▶ _Available data_
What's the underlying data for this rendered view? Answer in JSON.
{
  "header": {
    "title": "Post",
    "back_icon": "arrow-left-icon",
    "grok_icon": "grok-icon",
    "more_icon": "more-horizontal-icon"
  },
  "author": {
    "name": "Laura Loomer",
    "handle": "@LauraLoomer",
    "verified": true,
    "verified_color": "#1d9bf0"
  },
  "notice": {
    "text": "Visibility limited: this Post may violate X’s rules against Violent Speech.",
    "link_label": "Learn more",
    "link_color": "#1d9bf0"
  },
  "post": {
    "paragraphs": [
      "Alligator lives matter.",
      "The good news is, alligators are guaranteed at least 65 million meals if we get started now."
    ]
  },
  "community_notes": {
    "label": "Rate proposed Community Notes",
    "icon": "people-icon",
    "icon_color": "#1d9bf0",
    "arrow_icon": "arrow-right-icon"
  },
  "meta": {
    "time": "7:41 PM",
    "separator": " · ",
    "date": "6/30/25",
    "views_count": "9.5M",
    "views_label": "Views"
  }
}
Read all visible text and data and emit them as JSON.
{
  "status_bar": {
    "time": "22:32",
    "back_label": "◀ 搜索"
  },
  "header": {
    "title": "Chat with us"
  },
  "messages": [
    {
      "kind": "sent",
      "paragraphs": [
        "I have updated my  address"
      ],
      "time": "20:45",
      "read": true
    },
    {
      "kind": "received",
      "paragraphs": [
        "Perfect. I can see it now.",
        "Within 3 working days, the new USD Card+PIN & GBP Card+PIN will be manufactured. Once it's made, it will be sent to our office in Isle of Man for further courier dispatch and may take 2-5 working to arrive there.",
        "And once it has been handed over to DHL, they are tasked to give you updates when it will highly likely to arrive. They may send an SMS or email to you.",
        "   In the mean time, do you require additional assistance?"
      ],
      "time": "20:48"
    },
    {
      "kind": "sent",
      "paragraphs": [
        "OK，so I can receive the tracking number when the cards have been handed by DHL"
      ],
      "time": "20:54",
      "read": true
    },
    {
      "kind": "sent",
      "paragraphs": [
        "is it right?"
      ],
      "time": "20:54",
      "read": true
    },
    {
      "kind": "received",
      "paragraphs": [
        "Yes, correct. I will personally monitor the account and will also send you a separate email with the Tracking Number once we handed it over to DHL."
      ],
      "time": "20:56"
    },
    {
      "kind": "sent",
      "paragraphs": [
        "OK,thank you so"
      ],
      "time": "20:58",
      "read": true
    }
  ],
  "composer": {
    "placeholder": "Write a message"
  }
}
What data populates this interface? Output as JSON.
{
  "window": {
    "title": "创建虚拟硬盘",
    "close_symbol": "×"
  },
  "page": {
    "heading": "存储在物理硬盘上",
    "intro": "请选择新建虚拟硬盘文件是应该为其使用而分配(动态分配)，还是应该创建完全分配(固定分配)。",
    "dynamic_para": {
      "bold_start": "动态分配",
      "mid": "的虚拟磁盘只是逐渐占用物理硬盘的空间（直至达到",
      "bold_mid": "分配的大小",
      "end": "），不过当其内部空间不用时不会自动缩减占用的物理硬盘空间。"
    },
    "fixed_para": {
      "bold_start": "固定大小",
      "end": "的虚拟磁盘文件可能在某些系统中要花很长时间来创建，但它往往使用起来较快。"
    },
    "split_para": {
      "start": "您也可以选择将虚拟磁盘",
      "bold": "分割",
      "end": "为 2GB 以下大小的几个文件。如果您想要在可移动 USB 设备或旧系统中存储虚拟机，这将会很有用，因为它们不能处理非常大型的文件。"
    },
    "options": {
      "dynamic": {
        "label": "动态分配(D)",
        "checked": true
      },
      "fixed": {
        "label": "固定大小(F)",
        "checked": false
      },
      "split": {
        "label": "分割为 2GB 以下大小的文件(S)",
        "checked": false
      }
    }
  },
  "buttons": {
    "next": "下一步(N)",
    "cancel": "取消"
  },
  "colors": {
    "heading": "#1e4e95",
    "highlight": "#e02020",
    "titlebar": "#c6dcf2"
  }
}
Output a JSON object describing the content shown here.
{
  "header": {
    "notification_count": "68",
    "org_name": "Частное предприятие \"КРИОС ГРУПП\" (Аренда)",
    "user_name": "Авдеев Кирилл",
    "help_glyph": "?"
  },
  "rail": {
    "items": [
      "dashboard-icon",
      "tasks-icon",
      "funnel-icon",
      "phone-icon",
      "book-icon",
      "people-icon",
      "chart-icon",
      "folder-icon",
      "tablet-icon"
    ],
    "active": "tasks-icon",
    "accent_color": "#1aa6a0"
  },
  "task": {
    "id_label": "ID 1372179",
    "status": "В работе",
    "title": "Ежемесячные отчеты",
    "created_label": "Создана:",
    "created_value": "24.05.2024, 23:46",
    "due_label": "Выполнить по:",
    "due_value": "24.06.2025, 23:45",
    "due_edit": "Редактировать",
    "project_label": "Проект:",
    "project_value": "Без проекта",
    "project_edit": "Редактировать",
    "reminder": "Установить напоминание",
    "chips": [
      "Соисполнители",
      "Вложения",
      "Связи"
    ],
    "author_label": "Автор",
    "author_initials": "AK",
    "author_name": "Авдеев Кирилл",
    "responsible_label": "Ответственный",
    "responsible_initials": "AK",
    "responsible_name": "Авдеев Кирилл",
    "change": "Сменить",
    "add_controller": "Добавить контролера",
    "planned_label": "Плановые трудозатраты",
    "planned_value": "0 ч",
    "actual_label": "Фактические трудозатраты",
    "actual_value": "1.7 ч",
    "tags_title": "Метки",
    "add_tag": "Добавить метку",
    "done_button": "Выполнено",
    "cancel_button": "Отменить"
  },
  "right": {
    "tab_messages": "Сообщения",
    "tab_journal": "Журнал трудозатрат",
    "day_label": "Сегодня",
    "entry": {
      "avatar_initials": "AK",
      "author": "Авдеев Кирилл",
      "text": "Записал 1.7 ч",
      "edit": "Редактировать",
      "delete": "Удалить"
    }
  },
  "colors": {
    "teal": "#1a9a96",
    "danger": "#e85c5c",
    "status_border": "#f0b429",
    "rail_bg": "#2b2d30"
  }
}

▶ _Given problem_
Write every record out again, unaltered.

▶ _Completed task_
What's the underlying data for this rendered view? Answer in JSON.
{
  "header": {
    "title": "Post",
    "back_icon": "arrow-left-icon",
    "grok_icon": "grok-icon",
    "more_icon": "more-horizontal-icon"
  },
  "author": {
    "name": "Laura Loomer",
    "handle": "@LauraLoomer",
    "verified": true,
    "verified_color": "#1d9bf0"
  },
  "notice": {
    "text": "Visibility limited: this Post may violate X’s rules against Violent Speech.",
    "link_label": "Learn more",
    "link_color": "#1d9bf0"
  },
  "post": {
    "paragraphs": [
      "Alligator lives matter.",
      "The good news is, alligators are guaranteed at least 65 million meals if we get started now."
    ]
  },
  "community_notes": {
    "label": "Rate proposed Community Notes",
    "icon": "people-icon",
    "icon_color": "#1d9bf0",
    "arrow_icon": "arrow-right-icon"
  },
  "meta": {
    "time": "7:41 PM",
    "separator": " · ",
    "date": "6/30/25",
    "views_count": "9.5M",
    "views_label": "Views"
  }
}
Read all visible text and data and emit them as JSON.
{
  "status_bar": {
    "time": "22:32",
    "back_label": "◀ 搜索"
  },
  "header": {
    "title": "Chat with us"
  },
  "messages": [
    {
      "kind": "sent",
      "paragraphs": [
        "I have updated my  address"
      ],
      "time": "20:45",
      "read": true
    },
    {
      "kind": "received",
      "paragraphs": [
        "Perfect. I can see it now.",
        "Within 3 working days, the new USD Card+PIN & GBP Card+PIN will be manufactured. Once it's made, it will be sent to our office in Isle of Man for further courier dispatch and may take 2-5 working to arrive there.",
        "And once it has been handed over to DHL, they are tasked to give you updates when it will highly likely to arrive. They may send an SMS or email to you.",
        "   In the mean time, do you require additional assistance?"
      ],
      "time": "20:48"
    },
    {
      "kind": "sent",
      "paragraphs": [
        "OK，so I can receive the tracking number when the cards have been handed by DHL"
      ],
      "time": "20:54",
      "read": true
    },
    {
      "kind": "sent",
      "paragraphs": [
        "is it right?"
      ],
      "time": "20:54",
      "read": true
    },
    {
      "kind": "received",
      "paragraphs": [
        "Yes, correct. I will personally monitor the account and will also send you a separate email with the Tracking Number once we handed it over to DHL."
      ],
      "time": "20:56"
    },
    {
      "kind": "sent",
      "paragraphs": [
        "OK,thank you so"
      ],
      "time": "20:58",
      "read": true
    }
  ],
  "composer": {
    "placeholder": "Write a message"
  }
}
What data populates this interface? Output as JSON.
{
  "window": {
    "title": "创建虚拟硬盘",
    "close_symbol": "×"
  },
  "page": {
    "heading": "存储在物理硬盘上",
    "intro": "请选择新建虚拟硬盘文件是应该为其使用而分配(动态分配)，还是应该创建完全分配(固定分配)。",
    "dynamic_para": {
      "bold_start": "动态分配",
      "mid": "的虚拟磁盘只是逐渐占用物理硬盘的空间（直至达到",
      "bold_mid": "分配的大小",
      "end": "），不过当其内部空间不用时不会自动缩减占用的物理硬盘空间。"
    },
    "fixed_para": {
      "bold_start": "固定大小",
      "end": "的虚拟磁盘文件可能在某些系统中要花很长时间来创建，但它往往使用起来较快。"
    },
    "split_para": {
      "start": "您也可以选择将虚拟磁盘",
      "bold": "分割",
      "end": "为 2GB 以下大小的几个文件。如果您想要在可移动 USB 设备或旧系统中存储虚拟机，这将会很有用，因为它们不能处理非常大型的文件。"
    },
    "options": {
      "dynamic": {
        "label": "动态分配(D)",
        "checked": true
      },
      "fixed": {
        "label": "固定大小(F)",
        "checked": false
      },
      "split": {
        "label": "分割为 2GB 以下大小的文件(S)",
        "checked": false
      }
    }
  },
  "buttons": {
    "next": "下一步(N)",
    "cancel": "取消"
  },
  "colors": {
    "heading": "#1e4e95",
    "highlight": "#e02020",
    "titlebar": "#c6dcf2"
  }
}
Output a JSON object describing the content shown here.
{
  "header": {
    "notification_count": "68",
    "org_name": "Частное предприятие \"КРИОС ГРУПП\" (Аренда)",
    "user_name": "Авдеев Кирилл",
    "help_glyph": "?"
  },
  "rail": {
    "items": [
      "dashboard-icon",
      "tasks-icon",
      "funnel-icon",
      "phone-icon",
      "book-icon",
      "people-icon",
      "chart-icon",
      "folder-icon",
      "tablet-icon"
    ],
    "active": "tasks-icon",
    "accent_color": "#1aa6a0"
  },
  "task": {
    "id_label": "ID 1372179",
    "status": "В работе",
    "title": "Ежемесячные отчеты",
    "created_label": "Создана:",
    "created_value": "24.05.2024, 23:46",
    "due_label": "Выполнить по:",
    "due_value": "24.06.2025, 23:45",
    "due_edit": "Редактировать",
    "project_label": "Проект:",
    "project_value": "Без проекта",
    "project_edit": "Редактировать",
    "reminder": "Установить напоминание",
    "chips": [
      "Соисполнители",
      "Вложения",
      "Связи"
    ],
    "author_label": "Автор",
    "author_initials": "AK",
    "author_name": "Авдеев Кирилл",
    "responsible_label": "Ответственный",
    "responsible_initials": "AK",
    "responsible_name": "Авдеев Кирилл",
    "change": "Сменить",
    "add_controller": "Добавить контролера",
    "planned_label": "Плановые трудозатраты",
    "planned_value": "0 ч",
    "actual_label": "Фактические трудозатраты",
    "actual_value": "1.7 ч",
    "tags_title": "Метки",
    "add_tag": "Добавить метку",
    "done_button": "Выполнено",
    "cancel_button": "Отменить"
  },
  "right": {
    "tab_messages": "Сообщения",
    "tab_journal": "Журнал трудозатрат",
    "day_label": "Сегодня",
    "entry": {
      "avatar_initials": "AK",
      "author": "Авдеев Кирилл",
      "text": "Записал 1.7 ч",
      "edit": "Редактировать",
      "delete": "Удалить"
    }
  },
  "colors": {
    "teal": "#1a9a96",
    "danger": "#e85c5c",
    "status_border": "#f0b429",
    "rail_bg": "#2b2d30"
  }
}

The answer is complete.